AIM OF THE EXERCISE | Every line from the one that contains "What does this" to the last line of the listing below should be quoted verbatim. Pictures are excluded.

[start of ENTRIES SUPPLIED]

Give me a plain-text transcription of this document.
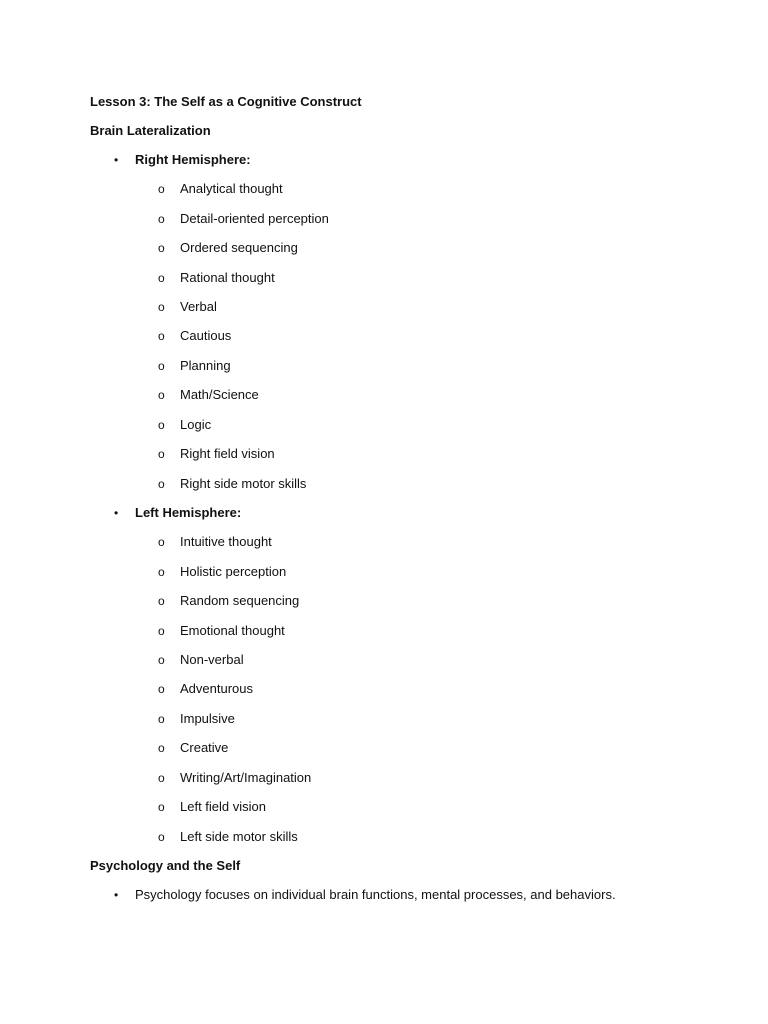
Lesson 3: The Self as a Cognitive Construct
Brain Lateralization
• Right Hemisphere:
o Analytical thought
o Detail-oriented perception
o Ordered sequencing
o Rational thought
o Verbal
o Cautious
o Planning
o Math/Science
o Logic
o Right field vision
o Right side motor skills
• Left Hemisphere:
o Intuitive thought
o Holistic perception
o Random sequencing
o Emotional thought
o Non-verbal
o Adventurous
o Impulsive
o Creative
o Writing/Art/Imagination
o Left field vision
o Left side motor skills
Psychology and the Self
• Psychology focuses on individual brain functions, mental processes, and behaviors.
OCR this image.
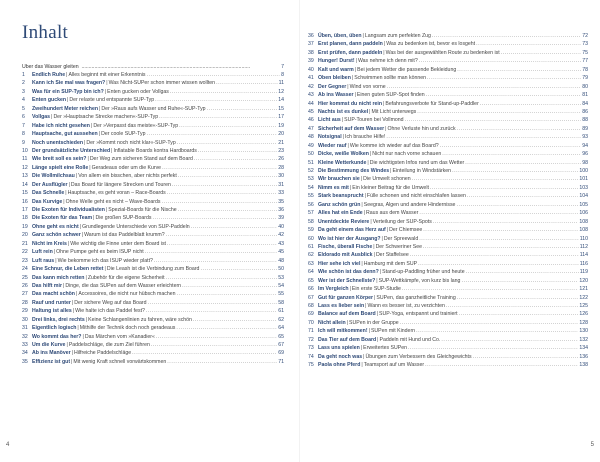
Inhalt
Über das Wasser gleiten  .....................................................................................................................	7
1	Endlich Ruhe | Alles beginnt mit einer Erkenntnis .....	8
2	Kann ich Sie mal was fragen? | Was Nicht-SUPer schon immer wissen wollten .....	11
3	Was für ein SUP-Typ bin ich? | Enten gucken oder Vollgas .....	12
4	Enten gucken | Der relaxte und entspannte SUP-Typ .....	14
5	Zweihundert Meter reichen | Der »Raus aufs Wasser und Ruhe«-SUP-Typ .....	15
6	Vollgas | Der »Hauptsache Strecke machen«-SUP-Typ .....	17
7	Habe ich nicht gesehen | Der »Verpasst das meiste«-SUP-Typ .....	19
8	Hauptsache, gut aussehen | Der coole SUP-Typ .....	20
9	Noch unentschieden | Der »Kommt noch nicht klar«-SUP-Typ .....	21
10 Der grundsätzliche Unterschied | Inflatable Boards kontra Hardboards .....	23
11 Wie breit soll es sein? | Der Weg zum sicheren Stand auf dem Board .....	26
12 Länge spielt eine Rolle | Geradeaus oder um die Kurve .....	28
13 Die Wollmilchsau | Von allem ein bisschen, aber nichts perfekt .....	30
14 Der Ausflügler | Das Board für längere Strecken und Touren .....	31
15 Das Schnelle | Hauptsache, es geht voran – Race-Boards .....	33
16 Das Kurvige | Ohne Welle geht es nicht – Wave-Boards .....	35
17 Die Exoten für Individualisten | Spezial-Boards für die Nische .....	36
18 Die Exoten für das Team | Die großen SUP-Boards .....	39
19 Ohne geht es nicht | Grundlegende Unterschiede von SUP-Paddeln .....	40
20 Ganz schön schwer | Warum ist das Paddelblatt krumm? .....	42
21 Nicht im Kreis | Wie wichtig die Finne unter dem Board ist .....	43
22 Luft rein | Ohne Pumpe geht es beim ISUP nicht .....	45
23 Luft raus | Wie bekomme ich das ISUP wieder platt? .....	48
24 Eine Schnur, die Leben rettet | Die Leash ist die Verbindung zum Board .....	50
25 Das kann mich retten | Zubehör für die eigene Sicherheit .....	53
26 Das hilft mir | Dinge, die das SUPen auf dem Wasser erleichtern .....	54
27 Das macht schön | Accessoires, die nicht nur hübsch machen .....	55
28 Rauf und runter | Der sichere Weg auf das Board .....	58
29 Haltung ist alles | Wie halte ich das Paddel fest? .....	61
30 Drei links, drei rechts | Keine Schlangenlinien zu fahren, wäre schön .....	62
31 Eigentlich logisch | Mithilfe der Technik doch noch geradeaus .....	64
32 Wo kommt das her? | Das Märchen vom »Kanadier« .....	65
33 Um die Kurve | Paddelschläge, die zum Ziel führen .....	67
34 Ab ins Manöver | Hilfreiche Paddelschläge .....	69
35 Effizienz ist gut | Mit wenig Kraft schnell vorwärtskommen .....	71
4
36 Üben, üben, üben | Langsam zum perfekten Zug .....	72
37 Erst planen, dann paddeln | Was zu bedenken ist, bevor es losgeht .....	73
38 Erst prüfen, dann paddeln | Was bei der ausgewählten Route zu bedenken ist .....	75
39 Hunger! Durst! | Was nehme ich denn mit? .....	77
40 Kalt und warm | Bei jedem Wetter die passende Bekleidung .....	78
41 Oben bleiben | Schwimmen sollte man können .....	79
42 Der Gegner | Wind von vorne .....	80
43 Ab ins Wasser | Einen guten SUP-Spot finden .....	81
44 Hier kommst du nicht rein | Befahrungsverbote für Stand-up-Paddler .....	84
45 Nachts ist es dunkel | Mit Licht unterwegs .....	86
46 Licht aus | SUP-Touren bei Vollmond .....	88
47 Sicherheit auf dem Wasser | Ohne Verluste hin und zurück .....	89
48 Notsignal | Ich brauche Hilfe! .....	93
49 Wieder rauf | Wie komme ich wieder auf das Board? .....	94
50 Dicke, weiße Wolken | Nicht nur nach vorne schauen .....	96
51 Kleine Wetterkunde | Die wichtigsten Infos rund um das Wetter .....	98
52 Die Bestimmung des Windes | Einteilung in Windstärken .....	100
53 Wir brauchen sie | Die Umwelt schonen .....	101
54 Nimm es mit | Ein kleiner Beitrag für die Umwelt .....	103
55 Stark beansprucht | Fülle schonen und nicht einschlafen lassen .....	104
56 Ganz schön grün | Seegras, Algen und andere Hindernisse .....	105
57 Alles hat ein Ende | Raus aus dem Wasser .....	106
58 Unentdeckte Reviere | Verteilung der SUP-Spots .....	108
59 Da geht einem das Herz auf | Der Chiemsee .....	108
60 Wo ist hier der Ausgang? | Der Spreewald .....	110
61 Fische, überall Fische | Der Schweriner See .....	112
62 Eldorado mit Ausblick | Der Staffelsee .....	114
63 Hier sehe ich viel | Hamburg mit dem SUP .....	116
64 Wie schön ist das denn? | Stand-up-Paddling früher und heute .....	119
65 Wer ist der Schnellste? | SUP-Wettkämpfe, von kurz bis lang .....	120
66 Im Vergleich | Ein erste SUP-Studie .....	121
67 Gut für ganzen Körper | SUPen, das ganzheitliche Training .....	122
68 Lass es lieber sein | Wann es besser ist, zu verzichten .....	125
69 Balance auf dem Board | SUP-Yoga, entspannt und trainiert .....	126
70 Nicht allein | SUPen in der Gruppe .....	128
71 Ich will mitkommen! | SUPen mit Kindern .....	130
72 Das Tier auf dem Board | Paddeln mit Hund und Co. .....	132
73 Lass uns spielen | Erweitertes SUPen .....	134
74 Da geht noch was | Übungen zum Verbessern des Gleichgewichts .....	136
75 Paola ohne Pferd | Teamsport auf um Wasser .....	138
5
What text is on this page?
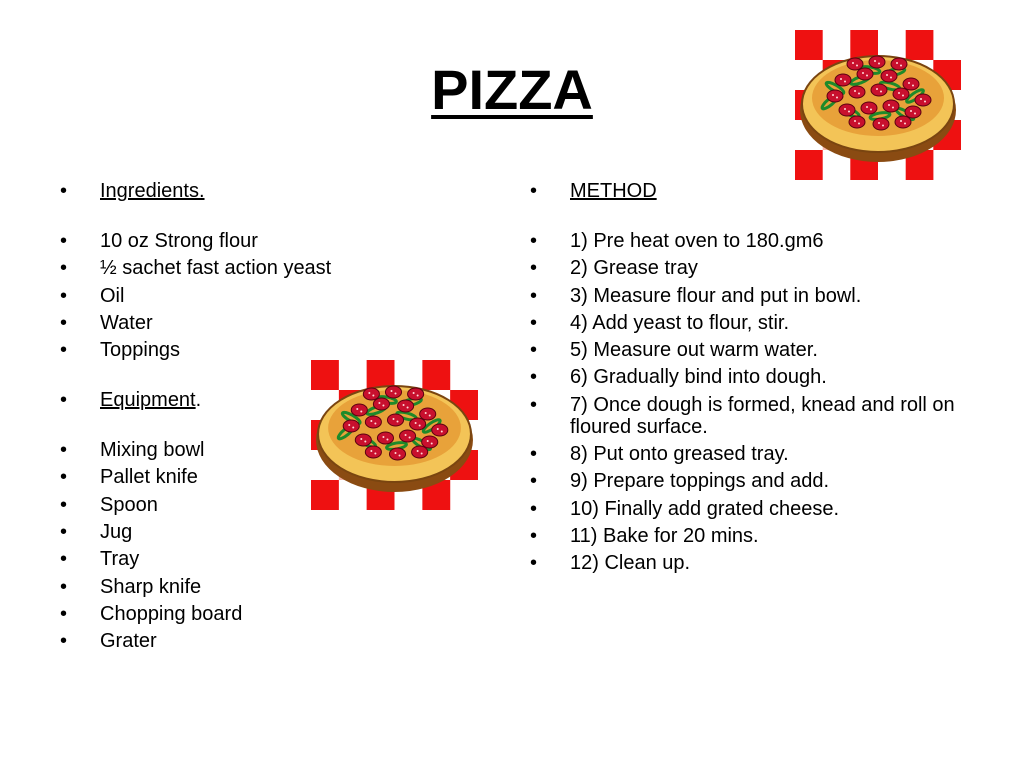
PIZZA
• Ingredients.
• 10 oz Strong flour
• ½ sachet fast action yeast
• Oil
• Water
• Toppings
• Equipment.
• Mixing bowl
• Pallet knife
• Spoon
• Jug
• Tray
• Sharp knife
• Chopping board
• Grater
• METHOD
• 1) Pre heat oven to 180.gm6
• 2) Grease tray
• 3) Measure flour and put in bowl.
• 4) Add yeast to flour, stir.
• 5) Measure out warm water.
• 6) Gradually bind into dough.
• 7) Once dough is formed, knead and roll on floured surface.
• 8) Put onto greased tray.
• 9) Prepare toppings and add.
• 10) Finally add grated cheese.
• 11) Bake for 20 mins.
• 12) Clean up.
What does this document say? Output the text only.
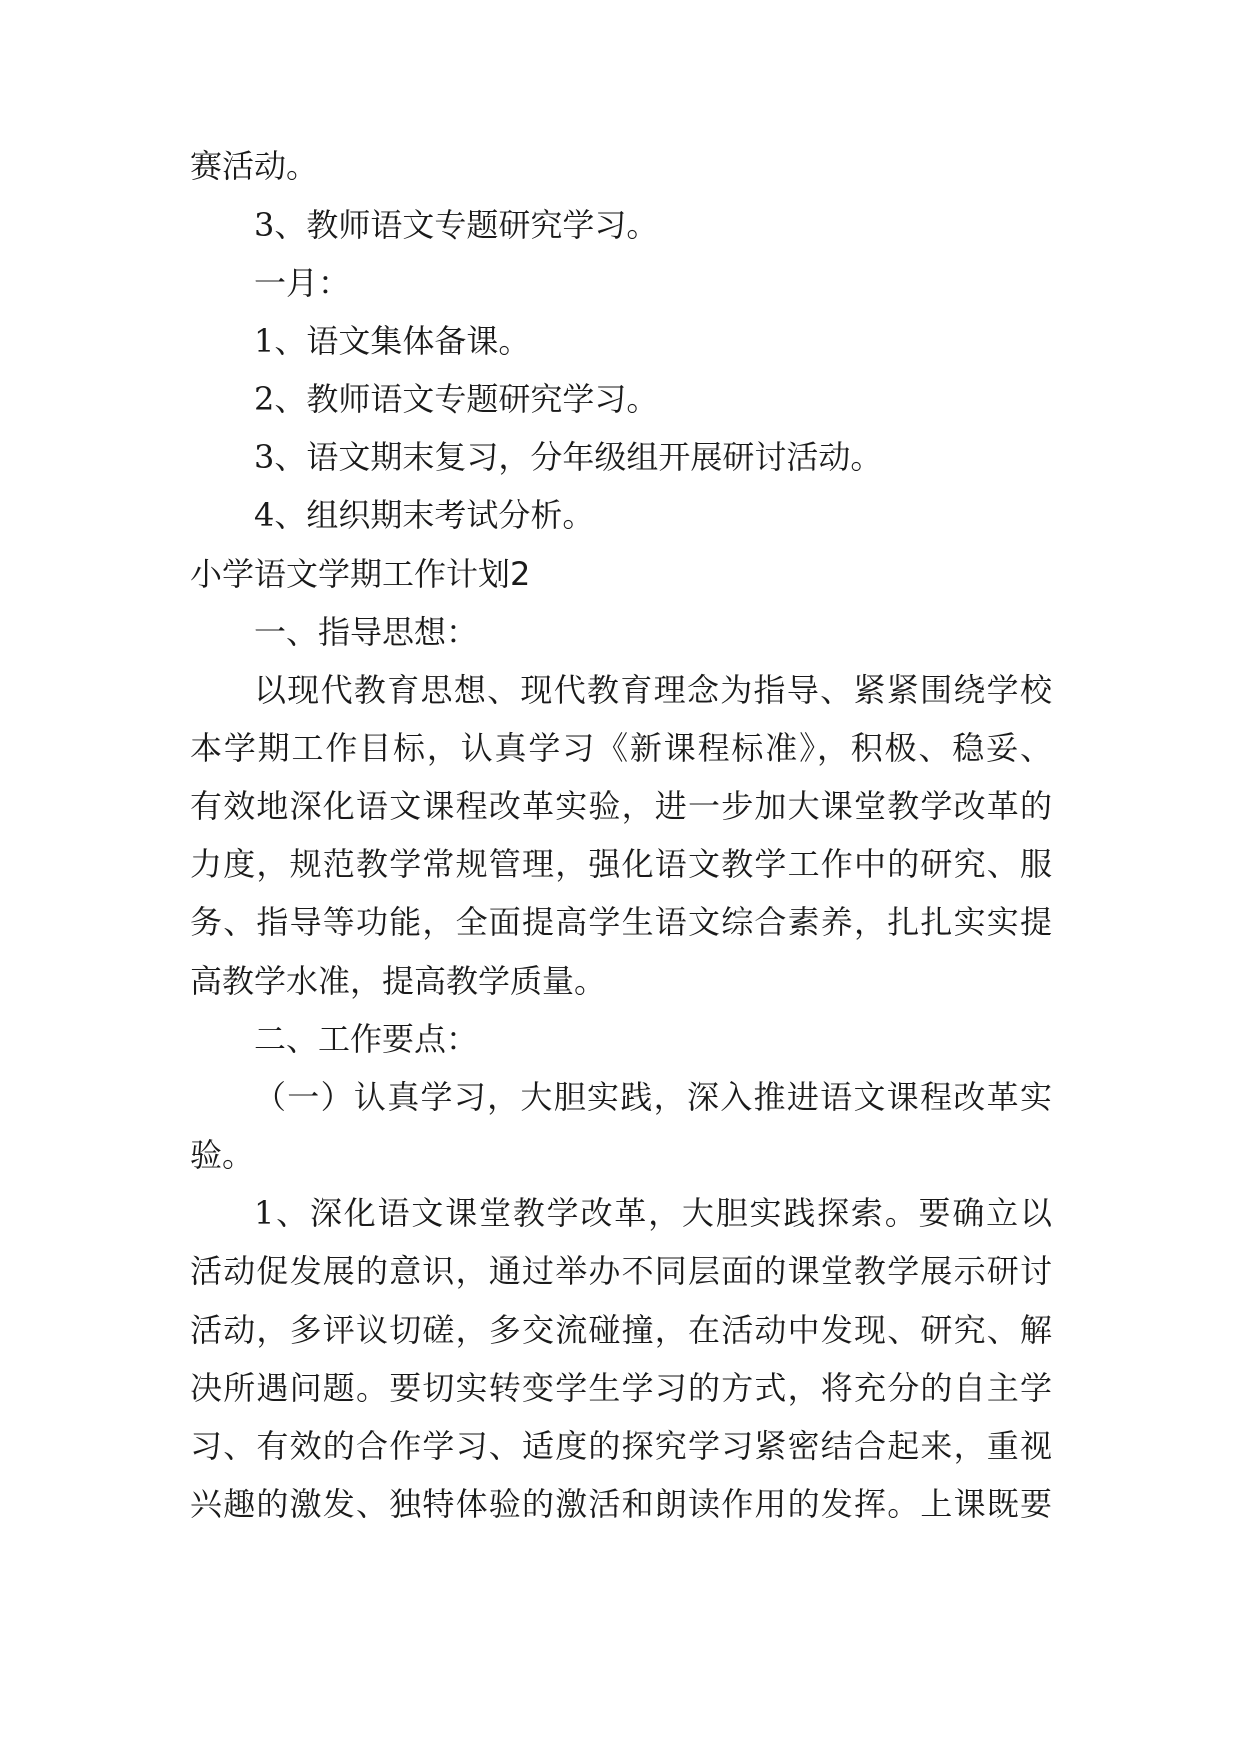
赛活动。
3、教师语文专题研究学习。
一月：
1、语文集体备课。
2、教师语文专题研究学习。
3、语文期末复习，分年级组开展研讨活动。
4、组织期末考试分析。
小学语文学期工作计划2
一、指导思想：
以现代教育思想、现代教育理念为指导、紧紧围绕学校
本学期工作目标，认真学习《新课程标准》，积极、稳妥、
有效地深化语文课程改革实验，进一步加大课堂教学改革的
力度，规范教学常规管理，强化语文教学工作中的研究、服
务、指导等功能，全面提高学生语文综合素养，扎扎实实提
高教学水准，提高教学质量。
二、工作要点：
（一）认真学习，大胆实践，深入推进语文课程改革实
验。
1、深化语文课堂教学改革，大胆实践探索。要确立以
活动促发展的意识，通过举办不同层面的课堂教学展示研讨
活动，多评议切磋，多交流碰撞，在活动中发现、研究、解
决所遇问题。要切实转变学生学习的方式，将充分的自主学
习、有效的合作学习、适度的探究学习紧密结合起来，重视
兴趣的激发、独特体验的激活和朗读作用的发挥。上课既要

[end of ENTRIES SUPPLIED]

RESULT BELOW |
What does this document say? Output the text only.
赛活动。
3、教师语文专题研究学习。
一月：
1、语文集体备课。
2、教师语文专题研究学习。
3、语文期末复习，分年级组开展研讨活动。
4、组织期末考试分析。
小学语文学期工作计划2
一、指导思想：
以现代教育思想、现代教育理念为指导、紧紧围绕学校
本学期工作目标，认真学习《新课程标准》，积极、稳妥、
有效地深化语文课程改革实验，进一步加大课堂教学改革的
力度，规范教学常规管理，强化语文教学工作中的研究、服
务、指导等功能，全面提高学生语文综合素养，扎扎实实提
高教学水准，提高教学质量。
二、工作要点：
（一）认真学习，大胆实践，深入推进语文课程改革实
验。
1、深化语文课堂教学改革，大胆实践探索。要确立以
活动促发展的意识，通过举办不同层面的课堂教学展示研讨
活动，多评议切磋，多交流碰撞，在活动中发现、研究、解
决所遇问题。要切实转变学生学习的方式，将充分的自主学
习、有效的合作学习、适度的探究学习紧密结合起来，重视
兴趣的激发、独特体验的激活和朗读作用的发挥。上课既要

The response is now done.